» To do: The records that follow must be reproduced in full, exactly as written.

» Dataset records:
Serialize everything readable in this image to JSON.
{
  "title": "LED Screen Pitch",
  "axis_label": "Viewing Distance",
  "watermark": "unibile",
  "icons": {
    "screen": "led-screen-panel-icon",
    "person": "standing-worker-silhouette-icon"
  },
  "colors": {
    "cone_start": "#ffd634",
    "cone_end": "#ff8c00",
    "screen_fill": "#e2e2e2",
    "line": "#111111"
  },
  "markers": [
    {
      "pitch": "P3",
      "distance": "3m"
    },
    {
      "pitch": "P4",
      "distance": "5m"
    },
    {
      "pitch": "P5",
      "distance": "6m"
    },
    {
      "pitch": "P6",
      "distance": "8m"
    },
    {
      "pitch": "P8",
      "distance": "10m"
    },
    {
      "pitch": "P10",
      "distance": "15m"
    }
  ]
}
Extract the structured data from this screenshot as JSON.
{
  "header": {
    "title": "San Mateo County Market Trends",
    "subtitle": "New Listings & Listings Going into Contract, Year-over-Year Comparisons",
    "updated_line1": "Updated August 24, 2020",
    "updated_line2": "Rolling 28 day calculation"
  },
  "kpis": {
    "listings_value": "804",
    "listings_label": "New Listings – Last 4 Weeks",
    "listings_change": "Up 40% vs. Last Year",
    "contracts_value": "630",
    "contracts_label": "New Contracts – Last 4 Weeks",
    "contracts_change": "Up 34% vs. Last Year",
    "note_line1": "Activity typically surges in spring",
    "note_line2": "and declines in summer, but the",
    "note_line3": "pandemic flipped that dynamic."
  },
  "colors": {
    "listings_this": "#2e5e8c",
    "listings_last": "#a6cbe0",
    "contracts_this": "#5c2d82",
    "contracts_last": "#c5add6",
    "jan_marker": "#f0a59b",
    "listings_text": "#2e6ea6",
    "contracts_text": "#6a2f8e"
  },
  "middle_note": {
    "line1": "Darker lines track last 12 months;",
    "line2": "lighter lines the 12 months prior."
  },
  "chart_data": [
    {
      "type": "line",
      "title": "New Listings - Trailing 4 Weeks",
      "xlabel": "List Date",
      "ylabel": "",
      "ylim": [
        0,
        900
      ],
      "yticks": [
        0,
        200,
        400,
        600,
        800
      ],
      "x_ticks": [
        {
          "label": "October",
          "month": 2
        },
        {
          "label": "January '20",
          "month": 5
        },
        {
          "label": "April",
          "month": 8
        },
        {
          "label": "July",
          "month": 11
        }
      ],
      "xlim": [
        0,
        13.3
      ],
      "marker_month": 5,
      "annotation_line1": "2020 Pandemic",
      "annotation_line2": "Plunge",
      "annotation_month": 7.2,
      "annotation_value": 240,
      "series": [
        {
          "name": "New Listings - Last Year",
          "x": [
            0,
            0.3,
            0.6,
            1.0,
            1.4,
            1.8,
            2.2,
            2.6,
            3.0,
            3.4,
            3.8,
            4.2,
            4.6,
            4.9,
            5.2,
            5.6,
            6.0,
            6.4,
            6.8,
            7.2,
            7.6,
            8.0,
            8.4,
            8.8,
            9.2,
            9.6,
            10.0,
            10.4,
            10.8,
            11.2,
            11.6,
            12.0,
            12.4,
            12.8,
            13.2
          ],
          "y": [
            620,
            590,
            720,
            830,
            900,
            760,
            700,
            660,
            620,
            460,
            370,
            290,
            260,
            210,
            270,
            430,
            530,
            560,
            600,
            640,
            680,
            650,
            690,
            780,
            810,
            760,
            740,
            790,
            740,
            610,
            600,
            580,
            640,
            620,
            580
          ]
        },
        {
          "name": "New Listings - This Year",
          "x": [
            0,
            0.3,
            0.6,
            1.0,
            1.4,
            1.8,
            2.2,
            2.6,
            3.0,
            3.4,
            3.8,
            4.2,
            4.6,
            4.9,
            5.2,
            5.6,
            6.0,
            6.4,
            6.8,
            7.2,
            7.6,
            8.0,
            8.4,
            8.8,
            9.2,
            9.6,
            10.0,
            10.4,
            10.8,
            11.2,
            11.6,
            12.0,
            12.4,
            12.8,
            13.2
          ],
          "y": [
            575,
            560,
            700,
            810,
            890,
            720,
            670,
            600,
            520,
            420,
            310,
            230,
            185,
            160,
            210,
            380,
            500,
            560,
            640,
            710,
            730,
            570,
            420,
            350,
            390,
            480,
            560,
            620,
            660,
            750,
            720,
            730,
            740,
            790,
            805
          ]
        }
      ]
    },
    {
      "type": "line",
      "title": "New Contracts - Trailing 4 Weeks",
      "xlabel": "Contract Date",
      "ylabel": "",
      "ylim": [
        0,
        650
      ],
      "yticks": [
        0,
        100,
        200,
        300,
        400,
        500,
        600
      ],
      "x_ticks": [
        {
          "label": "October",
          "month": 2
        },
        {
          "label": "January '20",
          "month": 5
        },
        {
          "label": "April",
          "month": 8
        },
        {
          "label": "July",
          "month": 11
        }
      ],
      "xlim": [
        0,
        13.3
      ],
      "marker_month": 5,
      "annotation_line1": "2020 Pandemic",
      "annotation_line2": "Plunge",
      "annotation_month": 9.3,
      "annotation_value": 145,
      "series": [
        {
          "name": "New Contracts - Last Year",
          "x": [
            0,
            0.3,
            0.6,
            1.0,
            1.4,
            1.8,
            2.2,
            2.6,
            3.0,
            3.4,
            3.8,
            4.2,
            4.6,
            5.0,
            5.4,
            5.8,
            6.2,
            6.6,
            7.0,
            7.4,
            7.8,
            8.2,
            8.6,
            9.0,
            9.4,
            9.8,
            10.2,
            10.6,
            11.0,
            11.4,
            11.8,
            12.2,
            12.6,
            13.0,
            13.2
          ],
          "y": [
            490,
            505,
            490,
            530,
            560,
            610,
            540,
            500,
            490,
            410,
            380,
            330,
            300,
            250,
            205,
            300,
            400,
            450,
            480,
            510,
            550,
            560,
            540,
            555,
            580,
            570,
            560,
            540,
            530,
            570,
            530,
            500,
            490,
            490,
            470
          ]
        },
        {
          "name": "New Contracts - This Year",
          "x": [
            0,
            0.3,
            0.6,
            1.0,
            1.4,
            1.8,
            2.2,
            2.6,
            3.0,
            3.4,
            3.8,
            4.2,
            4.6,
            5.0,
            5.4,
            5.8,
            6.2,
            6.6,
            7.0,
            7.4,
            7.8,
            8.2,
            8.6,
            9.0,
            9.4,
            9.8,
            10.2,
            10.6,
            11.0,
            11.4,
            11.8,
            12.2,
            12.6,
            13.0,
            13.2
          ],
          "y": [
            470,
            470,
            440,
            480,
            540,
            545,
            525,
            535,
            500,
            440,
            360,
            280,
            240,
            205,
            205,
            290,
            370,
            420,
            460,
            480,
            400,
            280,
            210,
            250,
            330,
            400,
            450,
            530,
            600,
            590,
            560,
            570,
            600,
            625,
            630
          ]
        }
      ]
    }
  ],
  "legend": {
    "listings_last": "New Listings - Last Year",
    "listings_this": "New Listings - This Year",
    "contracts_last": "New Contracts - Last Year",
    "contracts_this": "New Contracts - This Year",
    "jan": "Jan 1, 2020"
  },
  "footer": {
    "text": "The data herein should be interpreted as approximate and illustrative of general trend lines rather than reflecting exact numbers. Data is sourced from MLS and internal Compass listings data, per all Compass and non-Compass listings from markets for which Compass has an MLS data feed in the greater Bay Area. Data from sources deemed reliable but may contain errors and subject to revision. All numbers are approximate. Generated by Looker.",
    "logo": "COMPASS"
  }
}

» Result of the exercise:
Serialize everything readable in this image to JSON.
{
  "title": "LED Screen Pitch",
  "axis_label": "Viewing Distance",
  "watermark": "unibile",
  "icons": {
    "screen": "led-screen-panel-icon",
    "person": "standing-worker-silhouette-icon"
  },
  "colors": {
    "cone_start": "#ffd634",
    "cone_end": "#ff8c00",
    "screen_fill": "#e2e2e2",
    "line": "#111111"
  },
  "markers": [
    {
      "pitch": "P3",
      "distance": "3m"
    },
    {
      "pitch": "P4",
      "distance": "5m"
    },
    {
      "pitch": "P5",
      "distance": "6m"
    },
    {
      "pitch": "P6",
      "distance": "8m"
    },
    {
      "pitch": "P8",
      "distance": "10m"
    },
    {
      "pitch": "P10",
      "distance": "15m"
    }
  ]
}
Extract the structured data from this screenshot as JSON.
{
  "header": {
    "title": "San Mateo County Market Trends",
    "subtitle": "New Listings & Listings Going into Contract, Year-over-Year Comparisons",
    "updated_line1": "Updated August 24, 2020",
    "updated_line2": "Rolling 28 day calculation"
  },
  "kpis": {
    "listings_value": "804",
    "listings_label": "New Listings – Last 4 Weeks",
    "listings_change": "Up 40% vs. Last Year",
    "contracts_value": "630",
    "contracts_label": "New Contracts – Last 4 Weeks",
    "contracts_change": "Up 34% vs. Last Year",
    "note_line1": "Activity typically surges in spring",
    "note_line2": "and declines in summer, but the",
    "note_line3": "pandemic flipped that dynamic."
  },
  "colors": {
    "listings_this": "#2e5e8c",
    "listings_last": "#a6cbe0",
    "contracts_this": "#5c2d82",
    "contracts_last": "#c5add6",
    "jan_marker": "#f0a59b",
    "listings_text": "#2e6ea6",
    "contracts_text": "#6a2f8e"
  },
  "middle_note": {
    "line1": "Darker lines track last 12 months;",
    "line2": "lighter lines the 12 months prior."
  },
  "chart_data": [
    {
      "type": "line",
      "title": "New Listings - Trailing 4 Weeks",
      "xlabel": "List Date",
      "ylabel": "",
      "ylim": [
        0,
        900
      ],
      "yticks": [
        0,
        200,
        400,
        600,
        800
      ],
      "x_ticks": [
        {
          "label": "October",
          "month": 2
        },
        {
          "label": "January '20",
          "month": 5
        },
        {
          "label": "April",
          "month": 8
        },
        {
          "label": "July",
          "month": 11
        }
      ],
      "xlim": [
        0,
        13.3
      ],
      "marker_month": 5,
      "annotation_line1": "2020 Pandemic",
      "annotation_line2": "Plunge",
      "annotation_month": 7.2,
      "annotation_value": 240,
      "series": [
        {
          "name": "New Listings - Last Year",
          "x": [
            0,
            0.3,
            0.6,
            1.0,
            1.4,
            1.8,
            2.2,
            2.6,
            3.0,
            3.4,
            3.8,
            4.2,
            4.6,
            4.9,
            5.2,
            5.6,
            6.0,
            6.4,
            6.8,
            7.2,
            7.6,
            8.0,
            8.4,
            8.8,
            9.2,
            9.6,
            10.0,
            10.4,
            10.8,
            11.2,
            11.6,
            12.0,
            12.4,
            12.8,
            13.2
          ],
          "y": [
            620,
            590,
            720,
            830,
            900,
            760,
            700,
            660,
            620,
            460,
            370,
            290,
            260,
            210,
            270,
            430,
            530,
            560,
            600,
            640,
            680,
            650,
            690,
            780,
            810,
            760,
            740,
            790,
            740,
            610,
            600,
            580,
            640,
            620,
            580
          ]
        },
        {
          "name": "New Listings - This Year",
          "x": [
            0,
            0.3,
            0.6,
            1.0,
            1.4,
            1.8,
            2.2,
            2.6,
            3.0,
            3.4,
            3.8,
            4.2,
            4.6,
            4.9,
            5.2,
            5.6,
            6.0,
            6.4,
            6.8,
            7.2,
            7.6,
            8.0,
            8.4,
            8.8,
            9.2,
            9.6,
            10.0,
            10.4,
            10.8,
            11.2,
            11.6,
            12.0,
            12.4,
            12.8,
            13.2
          ],
          "y": [
            575,
            560,
            700,
            810,
            890,
            720,
            670,
            600,
            520,
            420,
            310,
            230,
            185,
            160,
            210,
            380,
            500,
            560,
            640,
            710,
            730,
            570,
            420,
            350,
            390,
            480,
            560,
            620,
            660,
            750,
            720,
            730,
            740,
            790,
            805
          ]
        }
      ]
    },
    {
      "type": "line",
      "title": "New Contracts - Trailing 4 Weeks",
      "xlabel": "Contract Date",
      "ylabel": "",
      "ylim": [
        0,
        650
      ],
      "yticks": [
        0,
        100,
        200,
        300,
        400,
        500,
        600
      ],
      "x_ticks": [
        {
          "label": "October",
          "month": 2
        },
        {
          "label": "January '20",
          "month": 5
        },
        {
          "label": "April",
          "month": 8
        },
        {
          "label": "July",
          "month": 11
        }
      ],
      "xlim": [
        0,
        13.3
      ],
      "marker_month": 5,
      "annotation_line1": "2020 Pandemic",
      "annotation_line2": "Plunge",
      "annotation_month": 9.3,
      "annotation_value": 145,
      "series": [
        {
          "name": "New Contracts - Last Year",
          "x": [
            0,
            0.3,
            0.6,
            1.0,
            1.4,
            1.8,
            2.2,
            2.6,
            3.0,
            3.4,
            3.8,
            4.2,
            4.6,
            5.0,
            5.4,
            5.8,
            6.2,
            6.6,
            7.0,
            7.4,
            7.8,
            8.2,
            8.6,
            9.0,
            9.4,
            9.8,
            10.2,
            10.6,
            11.0,
            11.4,
            11.8,
            12.2,
            12.6,
            13.0,
            13.2
          ],
          "y": [
            490,
            505,
            490,
            530,
            560,
            610,
            540,
            500,
            490,
            410,
            380,
            330,
            300,
            250,
            205,
            300,
            400,
            450,
            480,
            510,
            550,
            560,
            540,
            555,
            580,
            570,
            560,
            540,
            530,
            570,
            530,
            500,
            490,
            490,
            470
          ]
        },
        {
          "name": "New Contracts - This Year",
          "x": [
            0,
            0.3,
            0.6,
            1.0,
            1.4,
            1.8,
            2.2,
            2.6,
            3.0,
            3.4,
            3.8,
            4.2,
            4.6,
            5.0,
            5.4,
            5.8,
            6.2,
            6.6,
            7.0,
            7.4,
            7.8,
            8.2,
            8.6,
            9.0,
            9.4,
            9.8,
            10.2,
            10.6,
            11.0,
            11.4,
            11.8,
            12.2,
            12.6,
            13.0,
            13.2
          ],
          "y": [
            470,
            470,
            440,
            480,
            540,
            545,
            525,
            535,
            500,
            440,
            360,
            280,
            240,
            205,
            205,
            290,
            370,
            420,
            460,
            480,
            400,
            280,
            210,
            250,
            330,
            400,
            450,
            530,
            600,
            590,
            560,
            570,
            600,
            625,
            630
          ]
        }
      ]
    }
  ],
  "legend": {
    "listings_last": "New Listings - Last Year",
    "listings_this": "New Listings - This Year",
    "contracts_last": "New Contracts - Last Year",
    "contracts_this": "New Contracts - This Year",
    "jan": "Jan 1, 2020"
  },
  "footer": {
    "text": "The data herein should be interpreted as approximate and illustrative of general trend lines rather than reflecting exact numbers. Data is sourced from MLS and internal Compass listings data, per all Compass and non-Compass listings from markets for which Compass has an MLS data feed in the greater Bay Area. Data from sources deemed reliable but may contain errors and subject to revision. All numbers are approximate. Generated by Looker.",
    "logo": "COMPASS"
  }
}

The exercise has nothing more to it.